**Document passage**
[BEGIN]
Today, guest scientist Andrew Boyd drives us to work. The University of Houston presents this series about the machines that make our civilization run, and the people whose ingenuity created them
Imagine that you wake up tomorrow and find your favorite route to work is closed. Not only that, but so many roads are under construction you can't think of a good alternative. Going to the computer, you visit a web site and ask for the shortest route. It responds in a fraction of a second with the answer. And if all the information is correct, it's sure to be the shortest route.
So how did the web site do this? It certainly didn't try every option and pick the shortest one. Even at the speed of today's computers, this strategy would take longer than the estimated age of the universe for a city like Houston.
What the web site did was apply a specialized optimization method. These methods can be used to search for lowest price airline tickets, find the least cost way of providing supplies to troops, or to solve any other problem where there is a clear measure of "best."
Methods for problems like finding the shortest route to work often do just what you might -- they start with a good guess and refine it until no better solution can be found. Driving to work, you might try what seems like a good route and then improve upon it by taking shortcuts. At some point you find you just can't seem to do any better. But how do you know you've found the best route? Perhaps there's another, shorter route that is very different from the one you've settled on. When optimization methods stop finding improvements they also provide a mathematical guarantee that there is no better solution. For the shortest route problem this guarantee can be found very quickly. It's actually a clever argument that there are absolutely no shortcuts left.
[END]
**Records**
[BEGIN]
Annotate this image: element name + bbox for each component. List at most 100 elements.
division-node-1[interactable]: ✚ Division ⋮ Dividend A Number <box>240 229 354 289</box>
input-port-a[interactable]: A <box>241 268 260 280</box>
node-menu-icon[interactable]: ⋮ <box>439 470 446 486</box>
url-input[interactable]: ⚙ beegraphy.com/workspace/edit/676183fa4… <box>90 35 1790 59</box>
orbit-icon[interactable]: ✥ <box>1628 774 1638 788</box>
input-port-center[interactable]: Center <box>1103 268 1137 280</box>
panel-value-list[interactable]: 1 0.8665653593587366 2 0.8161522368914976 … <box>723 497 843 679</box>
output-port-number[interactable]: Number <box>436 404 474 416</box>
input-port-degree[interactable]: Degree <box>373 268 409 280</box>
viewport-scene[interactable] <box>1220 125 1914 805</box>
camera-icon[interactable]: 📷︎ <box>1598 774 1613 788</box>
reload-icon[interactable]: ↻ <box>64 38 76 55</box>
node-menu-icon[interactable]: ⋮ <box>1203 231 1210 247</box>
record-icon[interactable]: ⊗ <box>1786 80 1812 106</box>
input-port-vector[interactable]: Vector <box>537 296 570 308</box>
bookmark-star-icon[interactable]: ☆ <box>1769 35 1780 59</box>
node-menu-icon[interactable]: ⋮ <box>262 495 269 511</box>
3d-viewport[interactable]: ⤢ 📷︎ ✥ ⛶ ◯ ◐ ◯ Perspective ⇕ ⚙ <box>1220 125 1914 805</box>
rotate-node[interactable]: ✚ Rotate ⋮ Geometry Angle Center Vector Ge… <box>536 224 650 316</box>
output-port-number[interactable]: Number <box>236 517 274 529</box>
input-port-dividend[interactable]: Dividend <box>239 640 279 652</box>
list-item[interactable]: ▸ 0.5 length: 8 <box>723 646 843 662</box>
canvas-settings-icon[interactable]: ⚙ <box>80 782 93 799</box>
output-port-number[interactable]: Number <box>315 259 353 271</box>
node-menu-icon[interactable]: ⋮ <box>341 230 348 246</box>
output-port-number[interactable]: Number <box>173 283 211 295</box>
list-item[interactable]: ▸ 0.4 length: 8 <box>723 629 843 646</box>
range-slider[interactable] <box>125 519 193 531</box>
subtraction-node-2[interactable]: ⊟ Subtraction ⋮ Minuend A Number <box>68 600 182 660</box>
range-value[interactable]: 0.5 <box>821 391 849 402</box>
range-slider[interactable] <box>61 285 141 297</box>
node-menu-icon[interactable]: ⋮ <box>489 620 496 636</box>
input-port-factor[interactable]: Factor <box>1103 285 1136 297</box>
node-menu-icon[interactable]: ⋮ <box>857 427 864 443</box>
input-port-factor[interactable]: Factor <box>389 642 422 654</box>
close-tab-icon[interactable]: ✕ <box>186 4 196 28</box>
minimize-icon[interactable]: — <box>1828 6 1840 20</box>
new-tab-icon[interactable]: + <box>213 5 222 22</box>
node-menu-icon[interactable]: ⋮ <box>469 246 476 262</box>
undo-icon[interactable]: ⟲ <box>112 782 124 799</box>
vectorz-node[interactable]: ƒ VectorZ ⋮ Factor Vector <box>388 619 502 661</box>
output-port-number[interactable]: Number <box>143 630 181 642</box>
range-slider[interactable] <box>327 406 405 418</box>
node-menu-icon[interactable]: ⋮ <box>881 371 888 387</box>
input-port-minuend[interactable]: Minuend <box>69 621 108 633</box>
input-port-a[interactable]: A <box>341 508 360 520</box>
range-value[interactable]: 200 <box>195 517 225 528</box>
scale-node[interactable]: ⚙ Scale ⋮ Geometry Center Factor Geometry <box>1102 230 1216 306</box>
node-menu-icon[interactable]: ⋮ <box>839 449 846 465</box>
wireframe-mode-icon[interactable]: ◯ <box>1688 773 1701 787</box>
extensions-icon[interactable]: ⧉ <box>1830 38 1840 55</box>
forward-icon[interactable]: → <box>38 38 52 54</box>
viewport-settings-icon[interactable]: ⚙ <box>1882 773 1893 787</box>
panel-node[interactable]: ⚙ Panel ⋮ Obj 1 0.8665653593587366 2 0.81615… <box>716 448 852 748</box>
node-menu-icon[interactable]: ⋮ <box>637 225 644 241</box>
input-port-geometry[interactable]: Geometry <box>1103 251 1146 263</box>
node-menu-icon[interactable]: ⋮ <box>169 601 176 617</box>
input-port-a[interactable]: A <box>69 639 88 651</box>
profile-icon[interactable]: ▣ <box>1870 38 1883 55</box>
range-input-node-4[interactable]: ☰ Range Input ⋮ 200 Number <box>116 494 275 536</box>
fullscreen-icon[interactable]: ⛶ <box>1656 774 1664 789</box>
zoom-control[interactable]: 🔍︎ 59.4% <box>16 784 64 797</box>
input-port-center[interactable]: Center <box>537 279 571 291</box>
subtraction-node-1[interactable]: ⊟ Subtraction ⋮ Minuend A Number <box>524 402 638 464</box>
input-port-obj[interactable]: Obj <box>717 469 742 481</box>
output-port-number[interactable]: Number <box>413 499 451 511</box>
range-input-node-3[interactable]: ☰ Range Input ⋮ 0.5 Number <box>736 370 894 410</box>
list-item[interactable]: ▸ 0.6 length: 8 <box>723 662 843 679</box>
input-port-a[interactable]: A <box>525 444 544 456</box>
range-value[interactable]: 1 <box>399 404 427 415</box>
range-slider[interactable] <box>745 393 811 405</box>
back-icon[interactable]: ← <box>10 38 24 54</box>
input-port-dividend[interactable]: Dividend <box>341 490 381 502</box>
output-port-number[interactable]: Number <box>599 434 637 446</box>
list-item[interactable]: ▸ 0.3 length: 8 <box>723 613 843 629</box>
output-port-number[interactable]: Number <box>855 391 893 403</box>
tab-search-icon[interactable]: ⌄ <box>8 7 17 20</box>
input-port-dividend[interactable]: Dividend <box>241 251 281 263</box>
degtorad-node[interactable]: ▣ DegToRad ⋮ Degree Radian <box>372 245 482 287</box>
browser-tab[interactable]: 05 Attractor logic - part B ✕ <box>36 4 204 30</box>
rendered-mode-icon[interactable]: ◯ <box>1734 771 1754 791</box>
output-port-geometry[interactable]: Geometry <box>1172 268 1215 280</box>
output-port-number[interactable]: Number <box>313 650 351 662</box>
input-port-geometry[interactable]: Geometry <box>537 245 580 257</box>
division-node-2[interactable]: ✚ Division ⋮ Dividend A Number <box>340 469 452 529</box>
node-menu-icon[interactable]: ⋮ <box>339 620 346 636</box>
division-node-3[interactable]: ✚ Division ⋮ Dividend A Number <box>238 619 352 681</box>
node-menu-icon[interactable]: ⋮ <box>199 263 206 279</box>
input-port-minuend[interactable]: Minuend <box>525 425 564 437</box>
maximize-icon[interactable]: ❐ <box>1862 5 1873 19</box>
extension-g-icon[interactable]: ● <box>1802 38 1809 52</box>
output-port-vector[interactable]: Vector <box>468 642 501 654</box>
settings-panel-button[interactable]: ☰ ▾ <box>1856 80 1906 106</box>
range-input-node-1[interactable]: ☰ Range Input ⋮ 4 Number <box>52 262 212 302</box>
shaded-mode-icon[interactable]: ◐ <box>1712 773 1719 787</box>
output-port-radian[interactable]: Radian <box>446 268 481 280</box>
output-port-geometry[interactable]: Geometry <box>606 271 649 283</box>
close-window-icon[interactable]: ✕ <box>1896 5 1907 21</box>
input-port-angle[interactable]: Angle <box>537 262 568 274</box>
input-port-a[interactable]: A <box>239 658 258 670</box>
[END]
**What you are asked to do**
Quote the route-optimization piece from "So how did the" down to "city like Houston.".

**Correct result**
So how did the web site do this? It certainly didn't try every option and pick the shortest one. Even at the speed of today's computers, this strategy would take longer than the estimated age of the universe for a city like Houston.